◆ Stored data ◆
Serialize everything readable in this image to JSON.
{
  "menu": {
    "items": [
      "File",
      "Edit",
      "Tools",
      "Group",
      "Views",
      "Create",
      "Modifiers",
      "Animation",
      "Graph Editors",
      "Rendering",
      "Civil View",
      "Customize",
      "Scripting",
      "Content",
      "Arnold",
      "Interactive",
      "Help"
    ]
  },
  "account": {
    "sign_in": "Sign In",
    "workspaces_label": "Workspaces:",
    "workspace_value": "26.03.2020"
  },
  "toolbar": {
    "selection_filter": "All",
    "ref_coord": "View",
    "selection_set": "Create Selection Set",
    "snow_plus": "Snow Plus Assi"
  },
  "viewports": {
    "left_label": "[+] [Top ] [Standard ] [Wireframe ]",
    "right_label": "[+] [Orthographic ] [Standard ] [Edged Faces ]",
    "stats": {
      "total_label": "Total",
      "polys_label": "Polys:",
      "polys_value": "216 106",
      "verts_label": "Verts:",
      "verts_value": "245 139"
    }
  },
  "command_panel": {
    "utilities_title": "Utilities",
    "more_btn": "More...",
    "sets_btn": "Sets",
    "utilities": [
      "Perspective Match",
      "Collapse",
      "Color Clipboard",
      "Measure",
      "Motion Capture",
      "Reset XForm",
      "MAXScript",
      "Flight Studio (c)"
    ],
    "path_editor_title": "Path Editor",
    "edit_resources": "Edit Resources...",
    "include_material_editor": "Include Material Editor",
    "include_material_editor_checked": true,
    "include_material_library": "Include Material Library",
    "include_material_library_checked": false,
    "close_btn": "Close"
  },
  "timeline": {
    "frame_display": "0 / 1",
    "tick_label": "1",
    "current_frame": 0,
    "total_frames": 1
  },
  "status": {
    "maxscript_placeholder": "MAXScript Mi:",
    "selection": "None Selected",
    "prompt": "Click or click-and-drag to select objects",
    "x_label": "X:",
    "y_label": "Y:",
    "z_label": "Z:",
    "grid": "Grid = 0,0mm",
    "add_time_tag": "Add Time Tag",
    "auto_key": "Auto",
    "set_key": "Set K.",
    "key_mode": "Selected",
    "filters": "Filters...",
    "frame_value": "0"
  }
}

--

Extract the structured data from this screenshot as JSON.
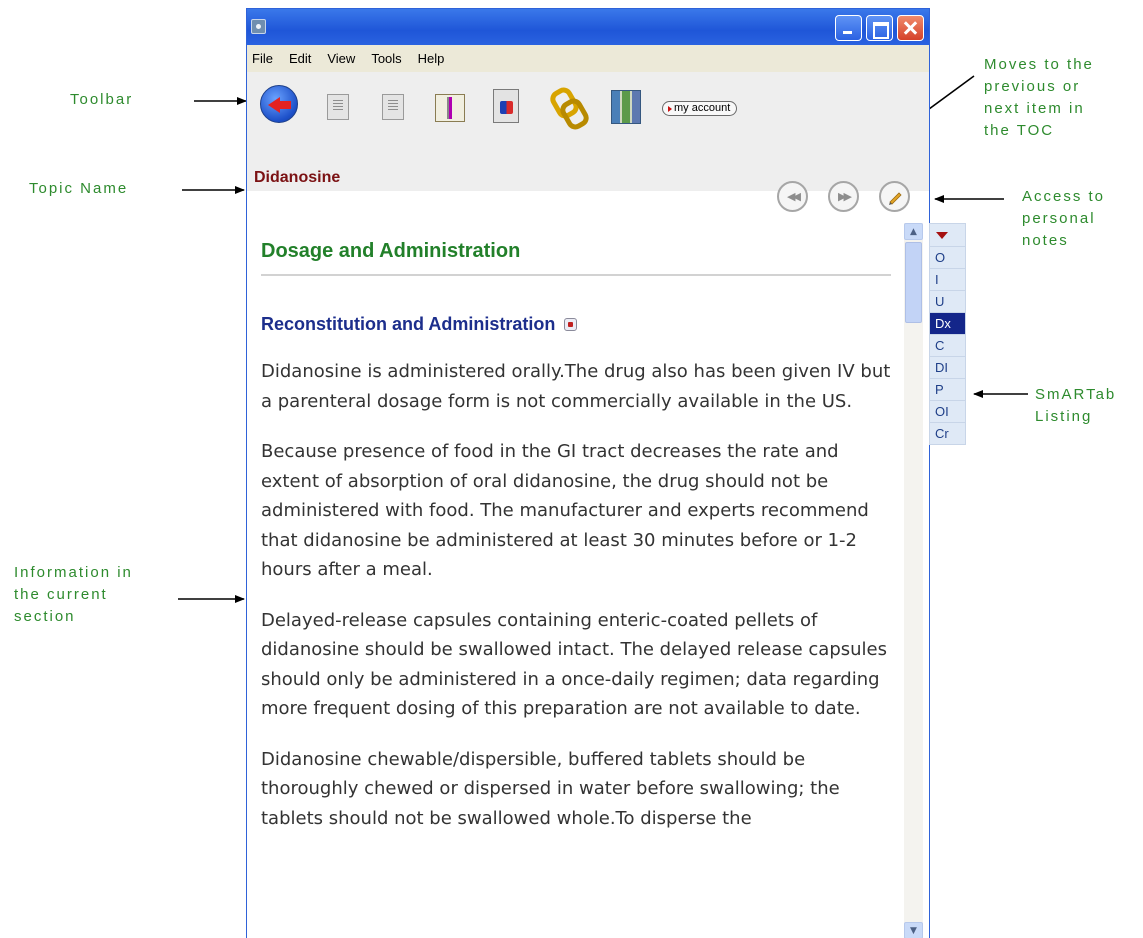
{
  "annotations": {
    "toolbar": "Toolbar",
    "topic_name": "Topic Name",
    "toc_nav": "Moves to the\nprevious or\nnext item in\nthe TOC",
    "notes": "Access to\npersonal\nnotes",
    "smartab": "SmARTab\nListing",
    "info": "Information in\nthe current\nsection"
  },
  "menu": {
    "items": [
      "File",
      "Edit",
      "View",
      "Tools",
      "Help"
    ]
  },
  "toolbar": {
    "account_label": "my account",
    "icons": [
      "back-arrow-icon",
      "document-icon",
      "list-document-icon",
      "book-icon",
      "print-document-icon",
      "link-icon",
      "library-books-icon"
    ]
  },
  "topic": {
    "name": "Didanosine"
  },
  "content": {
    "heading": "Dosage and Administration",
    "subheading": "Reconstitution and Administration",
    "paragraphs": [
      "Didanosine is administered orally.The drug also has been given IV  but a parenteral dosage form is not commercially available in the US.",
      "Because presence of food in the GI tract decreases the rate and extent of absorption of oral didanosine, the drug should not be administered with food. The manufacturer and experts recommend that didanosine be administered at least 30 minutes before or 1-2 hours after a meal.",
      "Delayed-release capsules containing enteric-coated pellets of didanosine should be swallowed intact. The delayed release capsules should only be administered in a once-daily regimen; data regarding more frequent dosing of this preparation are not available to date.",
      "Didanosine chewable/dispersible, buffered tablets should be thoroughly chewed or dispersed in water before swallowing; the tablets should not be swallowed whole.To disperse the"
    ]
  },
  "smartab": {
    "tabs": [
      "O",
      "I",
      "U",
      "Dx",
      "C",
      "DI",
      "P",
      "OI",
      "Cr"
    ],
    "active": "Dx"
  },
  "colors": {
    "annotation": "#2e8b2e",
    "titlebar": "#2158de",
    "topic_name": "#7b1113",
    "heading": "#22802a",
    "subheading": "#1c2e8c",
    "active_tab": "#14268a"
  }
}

==

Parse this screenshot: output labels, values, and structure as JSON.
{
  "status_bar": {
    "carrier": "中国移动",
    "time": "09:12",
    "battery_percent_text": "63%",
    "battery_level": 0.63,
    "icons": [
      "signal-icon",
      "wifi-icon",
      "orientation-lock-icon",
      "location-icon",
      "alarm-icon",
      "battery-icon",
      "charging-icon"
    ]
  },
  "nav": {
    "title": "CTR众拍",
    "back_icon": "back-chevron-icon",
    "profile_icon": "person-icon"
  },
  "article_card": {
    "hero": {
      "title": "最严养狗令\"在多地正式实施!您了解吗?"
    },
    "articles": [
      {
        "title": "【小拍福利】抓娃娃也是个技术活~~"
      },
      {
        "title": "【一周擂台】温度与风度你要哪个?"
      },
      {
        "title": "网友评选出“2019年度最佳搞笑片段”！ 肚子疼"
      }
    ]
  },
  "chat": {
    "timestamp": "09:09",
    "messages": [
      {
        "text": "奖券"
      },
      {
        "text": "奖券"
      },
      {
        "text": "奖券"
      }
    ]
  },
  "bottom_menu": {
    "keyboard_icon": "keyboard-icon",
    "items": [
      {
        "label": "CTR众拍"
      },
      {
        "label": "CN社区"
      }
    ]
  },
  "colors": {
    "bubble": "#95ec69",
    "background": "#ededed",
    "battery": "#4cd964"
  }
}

◆ Problem details ◆
Select and copy every line of the listing with the word "JSON".

◆ Answer in full ◆
Serialize everything readable in this image to JSON.
Extract the structured data from this screenshot as JSON.
Parse this screenshot: output labels, values, and structure as JSON.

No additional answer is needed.